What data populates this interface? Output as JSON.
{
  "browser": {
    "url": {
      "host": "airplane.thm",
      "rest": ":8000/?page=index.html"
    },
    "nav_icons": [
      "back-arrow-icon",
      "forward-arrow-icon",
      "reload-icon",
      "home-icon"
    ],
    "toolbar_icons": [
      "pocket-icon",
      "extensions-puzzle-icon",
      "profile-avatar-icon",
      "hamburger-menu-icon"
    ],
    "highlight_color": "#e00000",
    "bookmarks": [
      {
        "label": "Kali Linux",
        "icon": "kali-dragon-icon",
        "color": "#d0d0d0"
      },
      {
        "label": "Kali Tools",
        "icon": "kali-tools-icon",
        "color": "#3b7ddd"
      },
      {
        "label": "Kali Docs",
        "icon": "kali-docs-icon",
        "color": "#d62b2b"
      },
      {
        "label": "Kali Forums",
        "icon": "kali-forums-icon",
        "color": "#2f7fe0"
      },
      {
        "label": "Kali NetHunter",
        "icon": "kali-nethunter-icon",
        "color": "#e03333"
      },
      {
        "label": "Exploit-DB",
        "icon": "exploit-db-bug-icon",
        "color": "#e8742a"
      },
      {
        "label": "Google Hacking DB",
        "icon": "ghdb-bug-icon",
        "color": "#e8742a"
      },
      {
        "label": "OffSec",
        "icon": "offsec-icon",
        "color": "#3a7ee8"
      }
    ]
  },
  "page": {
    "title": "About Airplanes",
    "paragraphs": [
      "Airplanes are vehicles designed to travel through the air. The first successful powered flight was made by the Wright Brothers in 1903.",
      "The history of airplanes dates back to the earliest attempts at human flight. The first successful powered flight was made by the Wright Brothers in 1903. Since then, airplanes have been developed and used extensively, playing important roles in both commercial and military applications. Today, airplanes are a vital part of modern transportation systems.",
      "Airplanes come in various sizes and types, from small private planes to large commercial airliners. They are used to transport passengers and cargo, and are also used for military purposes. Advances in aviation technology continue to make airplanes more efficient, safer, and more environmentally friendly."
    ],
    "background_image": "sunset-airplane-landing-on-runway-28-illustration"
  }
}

---

Search the lines for "label". Copy each line that has it.

§ RESPONSE FOR THIS EXERCISE:
        "label": "Kali Linux",
        "label": "Kali Tools",
        "label": "Kali Docs",
        "label": "Kali Forums",
        "label": "Kali NetHunter",
        "label": "Exploit-DB",
        "label": "Google Hacking DB",
        "label": "OffSec",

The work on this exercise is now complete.